◆ **Records provided**:

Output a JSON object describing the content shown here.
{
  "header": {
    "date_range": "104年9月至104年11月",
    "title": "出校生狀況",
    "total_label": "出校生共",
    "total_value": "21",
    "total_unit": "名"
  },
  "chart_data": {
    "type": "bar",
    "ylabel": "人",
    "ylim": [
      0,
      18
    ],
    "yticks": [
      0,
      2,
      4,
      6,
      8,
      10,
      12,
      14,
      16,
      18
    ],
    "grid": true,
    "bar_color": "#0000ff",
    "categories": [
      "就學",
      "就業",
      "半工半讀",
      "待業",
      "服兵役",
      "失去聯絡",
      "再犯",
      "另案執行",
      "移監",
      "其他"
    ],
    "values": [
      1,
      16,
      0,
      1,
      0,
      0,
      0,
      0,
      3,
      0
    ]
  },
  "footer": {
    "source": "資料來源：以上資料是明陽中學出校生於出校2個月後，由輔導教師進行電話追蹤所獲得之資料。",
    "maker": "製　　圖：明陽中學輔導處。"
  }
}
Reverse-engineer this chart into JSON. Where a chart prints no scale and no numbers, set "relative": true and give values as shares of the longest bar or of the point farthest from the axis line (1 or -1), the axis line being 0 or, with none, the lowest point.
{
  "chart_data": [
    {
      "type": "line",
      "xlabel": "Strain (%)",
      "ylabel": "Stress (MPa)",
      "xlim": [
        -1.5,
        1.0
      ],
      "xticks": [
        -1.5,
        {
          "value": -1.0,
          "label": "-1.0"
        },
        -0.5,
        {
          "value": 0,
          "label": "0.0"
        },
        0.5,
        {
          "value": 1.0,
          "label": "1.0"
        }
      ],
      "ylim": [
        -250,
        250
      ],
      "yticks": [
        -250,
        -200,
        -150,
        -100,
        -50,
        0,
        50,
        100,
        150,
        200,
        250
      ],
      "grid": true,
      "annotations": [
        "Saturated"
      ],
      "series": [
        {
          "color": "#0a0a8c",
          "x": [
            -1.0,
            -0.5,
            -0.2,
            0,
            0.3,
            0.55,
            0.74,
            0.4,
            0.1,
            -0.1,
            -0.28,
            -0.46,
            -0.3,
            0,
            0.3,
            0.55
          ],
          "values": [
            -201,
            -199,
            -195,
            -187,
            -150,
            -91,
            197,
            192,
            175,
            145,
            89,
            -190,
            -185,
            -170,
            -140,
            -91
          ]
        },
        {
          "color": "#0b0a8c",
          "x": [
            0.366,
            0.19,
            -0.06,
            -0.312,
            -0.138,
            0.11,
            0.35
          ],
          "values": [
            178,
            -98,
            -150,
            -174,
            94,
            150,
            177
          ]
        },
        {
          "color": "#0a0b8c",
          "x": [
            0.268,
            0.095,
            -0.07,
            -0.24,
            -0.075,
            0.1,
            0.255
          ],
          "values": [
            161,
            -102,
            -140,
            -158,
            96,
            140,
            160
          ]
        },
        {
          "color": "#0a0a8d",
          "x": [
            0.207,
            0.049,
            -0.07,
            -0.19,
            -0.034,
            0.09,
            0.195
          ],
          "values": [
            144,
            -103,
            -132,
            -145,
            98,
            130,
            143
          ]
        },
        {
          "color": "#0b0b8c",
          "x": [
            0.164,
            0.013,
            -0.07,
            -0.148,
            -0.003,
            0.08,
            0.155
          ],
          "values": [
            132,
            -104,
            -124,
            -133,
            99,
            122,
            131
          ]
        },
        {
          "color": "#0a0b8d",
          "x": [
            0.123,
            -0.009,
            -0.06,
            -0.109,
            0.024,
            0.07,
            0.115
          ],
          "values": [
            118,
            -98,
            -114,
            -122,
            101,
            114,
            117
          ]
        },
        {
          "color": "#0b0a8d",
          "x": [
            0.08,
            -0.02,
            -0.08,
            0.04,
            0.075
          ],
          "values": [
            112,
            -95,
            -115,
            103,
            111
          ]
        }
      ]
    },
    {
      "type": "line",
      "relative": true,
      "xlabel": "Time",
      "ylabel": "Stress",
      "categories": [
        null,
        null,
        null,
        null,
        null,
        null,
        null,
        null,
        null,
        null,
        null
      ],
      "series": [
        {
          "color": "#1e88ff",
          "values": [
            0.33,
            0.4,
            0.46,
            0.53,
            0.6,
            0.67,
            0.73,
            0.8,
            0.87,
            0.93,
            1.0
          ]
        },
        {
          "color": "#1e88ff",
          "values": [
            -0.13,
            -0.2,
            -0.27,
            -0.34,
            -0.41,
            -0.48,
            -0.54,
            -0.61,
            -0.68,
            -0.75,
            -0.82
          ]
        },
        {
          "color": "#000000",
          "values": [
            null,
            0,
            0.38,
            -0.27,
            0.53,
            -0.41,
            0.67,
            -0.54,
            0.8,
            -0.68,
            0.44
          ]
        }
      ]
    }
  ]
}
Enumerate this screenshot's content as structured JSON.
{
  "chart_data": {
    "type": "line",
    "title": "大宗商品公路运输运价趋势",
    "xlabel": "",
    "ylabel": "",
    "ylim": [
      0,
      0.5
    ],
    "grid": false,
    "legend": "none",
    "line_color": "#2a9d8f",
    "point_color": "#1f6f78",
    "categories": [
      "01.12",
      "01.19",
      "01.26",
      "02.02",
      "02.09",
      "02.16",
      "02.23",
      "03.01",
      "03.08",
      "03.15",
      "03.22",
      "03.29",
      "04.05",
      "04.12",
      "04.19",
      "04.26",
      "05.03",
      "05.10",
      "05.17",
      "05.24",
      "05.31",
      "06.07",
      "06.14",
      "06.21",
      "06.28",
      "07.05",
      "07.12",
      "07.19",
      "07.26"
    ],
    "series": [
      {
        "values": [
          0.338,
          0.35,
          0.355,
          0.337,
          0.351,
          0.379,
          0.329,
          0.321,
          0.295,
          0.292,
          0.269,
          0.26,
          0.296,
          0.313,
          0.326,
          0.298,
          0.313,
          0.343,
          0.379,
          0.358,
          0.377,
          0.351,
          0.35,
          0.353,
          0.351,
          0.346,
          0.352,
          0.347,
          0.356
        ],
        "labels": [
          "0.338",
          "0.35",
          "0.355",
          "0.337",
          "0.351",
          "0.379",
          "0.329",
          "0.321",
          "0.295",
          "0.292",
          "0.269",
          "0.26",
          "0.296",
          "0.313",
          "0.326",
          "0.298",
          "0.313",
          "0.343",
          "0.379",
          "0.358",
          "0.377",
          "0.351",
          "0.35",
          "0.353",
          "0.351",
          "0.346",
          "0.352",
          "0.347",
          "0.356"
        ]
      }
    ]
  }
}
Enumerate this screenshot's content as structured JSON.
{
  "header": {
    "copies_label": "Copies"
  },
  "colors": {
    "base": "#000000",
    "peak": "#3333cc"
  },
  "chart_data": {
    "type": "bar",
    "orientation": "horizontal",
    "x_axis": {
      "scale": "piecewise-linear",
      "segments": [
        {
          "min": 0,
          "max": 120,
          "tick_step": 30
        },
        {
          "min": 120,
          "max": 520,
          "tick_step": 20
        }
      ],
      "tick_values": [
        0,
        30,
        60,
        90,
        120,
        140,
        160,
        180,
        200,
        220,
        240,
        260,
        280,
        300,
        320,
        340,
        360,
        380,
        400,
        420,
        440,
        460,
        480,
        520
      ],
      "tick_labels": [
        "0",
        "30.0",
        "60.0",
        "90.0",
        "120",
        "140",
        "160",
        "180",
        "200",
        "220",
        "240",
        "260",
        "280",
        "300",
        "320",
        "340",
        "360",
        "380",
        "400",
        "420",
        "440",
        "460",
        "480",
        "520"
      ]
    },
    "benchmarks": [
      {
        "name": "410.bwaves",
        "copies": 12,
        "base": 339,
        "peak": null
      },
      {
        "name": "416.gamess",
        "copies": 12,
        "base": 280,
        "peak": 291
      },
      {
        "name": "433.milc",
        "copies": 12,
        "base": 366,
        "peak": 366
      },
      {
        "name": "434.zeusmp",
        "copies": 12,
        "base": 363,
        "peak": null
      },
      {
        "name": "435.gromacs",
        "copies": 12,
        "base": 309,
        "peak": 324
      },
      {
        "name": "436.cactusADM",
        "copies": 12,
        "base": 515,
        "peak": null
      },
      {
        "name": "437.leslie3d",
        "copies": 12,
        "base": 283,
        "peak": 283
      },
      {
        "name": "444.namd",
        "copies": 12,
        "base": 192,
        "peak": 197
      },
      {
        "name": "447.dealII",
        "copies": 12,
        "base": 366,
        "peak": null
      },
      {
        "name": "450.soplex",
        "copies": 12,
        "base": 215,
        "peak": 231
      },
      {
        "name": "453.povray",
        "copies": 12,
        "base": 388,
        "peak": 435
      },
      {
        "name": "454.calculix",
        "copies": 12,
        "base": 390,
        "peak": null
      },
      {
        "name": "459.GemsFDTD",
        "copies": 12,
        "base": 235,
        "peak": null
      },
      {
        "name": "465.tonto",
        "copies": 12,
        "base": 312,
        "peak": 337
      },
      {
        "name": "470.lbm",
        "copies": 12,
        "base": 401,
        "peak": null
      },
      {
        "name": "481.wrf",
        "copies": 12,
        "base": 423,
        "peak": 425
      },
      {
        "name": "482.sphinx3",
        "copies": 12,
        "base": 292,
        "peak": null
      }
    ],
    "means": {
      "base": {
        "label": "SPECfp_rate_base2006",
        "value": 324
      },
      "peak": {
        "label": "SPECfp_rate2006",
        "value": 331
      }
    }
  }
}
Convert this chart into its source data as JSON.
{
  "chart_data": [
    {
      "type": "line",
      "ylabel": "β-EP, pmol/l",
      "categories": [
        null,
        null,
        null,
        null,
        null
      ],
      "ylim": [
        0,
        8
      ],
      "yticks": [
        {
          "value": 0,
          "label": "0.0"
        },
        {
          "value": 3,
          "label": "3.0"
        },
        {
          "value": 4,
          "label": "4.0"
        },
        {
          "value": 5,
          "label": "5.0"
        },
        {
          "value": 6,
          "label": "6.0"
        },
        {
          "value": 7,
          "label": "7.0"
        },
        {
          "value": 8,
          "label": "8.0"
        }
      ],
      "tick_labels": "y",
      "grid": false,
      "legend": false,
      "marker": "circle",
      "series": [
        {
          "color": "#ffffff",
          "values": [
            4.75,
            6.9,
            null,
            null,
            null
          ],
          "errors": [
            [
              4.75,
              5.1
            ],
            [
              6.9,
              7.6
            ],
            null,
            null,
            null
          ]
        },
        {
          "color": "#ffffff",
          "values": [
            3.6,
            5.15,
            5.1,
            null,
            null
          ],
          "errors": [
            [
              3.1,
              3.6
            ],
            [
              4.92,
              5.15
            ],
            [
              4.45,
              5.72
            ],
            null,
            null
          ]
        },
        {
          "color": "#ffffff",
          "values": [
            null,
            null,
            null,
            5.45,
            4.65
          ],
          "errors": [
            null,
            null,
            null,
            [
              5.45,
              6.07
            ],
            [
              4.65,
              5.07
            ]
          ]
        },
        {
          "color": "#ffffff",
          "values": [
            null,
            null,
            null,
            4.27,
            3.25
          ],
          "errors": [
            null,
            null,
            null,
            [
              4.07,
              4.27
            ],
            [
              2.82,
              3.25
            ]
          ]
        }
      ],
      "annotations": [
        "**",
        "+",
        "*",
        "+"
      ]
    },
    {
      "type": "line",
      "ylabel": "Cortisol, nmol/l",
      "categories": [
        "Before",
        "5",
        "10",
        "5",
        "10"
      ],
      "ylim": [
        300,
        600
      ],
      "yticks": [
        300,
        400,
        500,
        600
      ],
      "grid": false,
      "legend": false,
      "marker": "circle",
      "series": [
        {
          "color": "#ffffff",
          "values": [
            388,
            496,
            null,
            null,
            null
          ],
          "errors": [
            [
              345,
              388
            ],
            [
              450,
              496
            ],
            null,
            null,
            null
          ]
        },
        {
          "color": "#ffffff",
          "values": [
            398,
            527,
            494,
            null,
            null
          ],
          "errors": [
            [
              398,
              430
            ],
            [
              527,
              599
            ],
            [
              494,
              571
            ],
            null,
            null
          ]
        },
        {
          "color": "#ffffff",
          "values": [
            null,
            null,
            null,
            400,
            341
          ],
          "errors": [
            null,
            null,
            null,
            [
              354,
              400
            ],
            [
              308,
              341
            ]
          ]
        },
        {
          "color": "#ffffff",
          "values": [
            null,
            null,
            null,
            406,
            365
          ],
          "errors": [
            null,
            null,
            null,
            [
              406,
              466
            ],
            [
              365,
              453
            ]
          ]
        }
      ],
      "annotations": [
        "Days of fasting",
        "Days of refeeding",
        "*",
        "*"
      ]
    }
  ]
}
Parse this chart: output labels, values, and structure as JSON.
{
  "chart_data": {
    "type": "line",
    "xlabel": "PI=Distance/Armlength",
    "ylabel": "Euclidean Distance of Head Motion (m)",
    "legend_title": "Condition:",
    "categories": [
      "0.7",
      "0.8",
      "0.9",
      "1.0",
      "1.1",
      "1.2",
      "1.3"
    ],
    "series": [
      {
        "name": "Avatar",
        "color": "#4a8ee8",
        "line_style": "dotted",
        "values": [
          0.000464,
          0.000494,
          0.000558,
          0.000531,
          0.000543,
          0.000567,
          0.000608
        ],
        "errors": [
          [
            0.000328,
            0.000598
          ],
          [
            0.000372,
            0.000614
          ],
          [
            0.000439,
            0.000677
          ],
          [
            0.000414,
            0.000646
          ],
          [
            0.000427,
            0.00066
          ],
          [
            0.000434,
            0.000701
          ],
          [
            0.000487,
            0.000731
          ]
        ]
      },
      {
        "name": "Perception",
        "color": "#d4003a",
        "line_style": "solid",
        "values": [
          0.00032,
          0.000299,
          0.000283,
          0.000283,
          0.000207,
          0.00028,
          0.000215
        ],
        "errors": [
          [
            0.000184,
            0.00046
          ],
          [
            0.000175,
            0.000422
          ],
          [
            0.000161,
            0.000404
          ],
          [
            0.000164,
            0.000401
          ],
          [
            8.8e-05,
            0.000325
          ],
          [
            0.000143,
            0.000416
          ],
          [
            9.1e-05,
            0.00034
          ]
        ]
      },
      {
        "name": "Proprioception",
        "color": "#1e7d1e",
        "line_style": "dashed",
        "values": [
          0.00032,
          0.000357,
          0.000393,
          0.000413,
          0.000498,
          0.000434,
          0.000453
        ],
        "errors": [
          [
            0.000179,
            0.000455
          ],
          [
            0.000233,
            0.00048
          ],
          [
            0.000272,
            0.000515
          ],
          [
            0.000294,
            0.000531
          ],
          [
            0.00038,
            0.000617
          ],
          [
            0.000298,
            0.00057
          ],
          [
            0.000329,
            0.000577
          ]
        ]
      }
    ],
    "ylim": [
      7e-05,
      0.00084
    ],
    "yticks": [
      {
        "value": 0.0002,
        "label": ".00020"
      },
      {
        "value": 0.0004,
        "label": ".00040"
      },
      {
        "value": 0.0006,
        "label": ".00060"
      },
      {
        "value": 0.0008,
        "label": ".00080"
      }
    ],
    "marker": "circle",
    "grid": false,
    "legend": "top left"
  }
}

◆ **Written problem**:
Return each line in the records that holds the string "none".

◆ **Solution to this task**:
Reverse-engineer this chart into JSON. Where a chart prints no scale and no numbers, set "relative": true and give values as shares of the longest bar or of the point farthest from the axis line (1 or -1), the axis line being 0 or, with none, the lowest point.
    "legend": "none",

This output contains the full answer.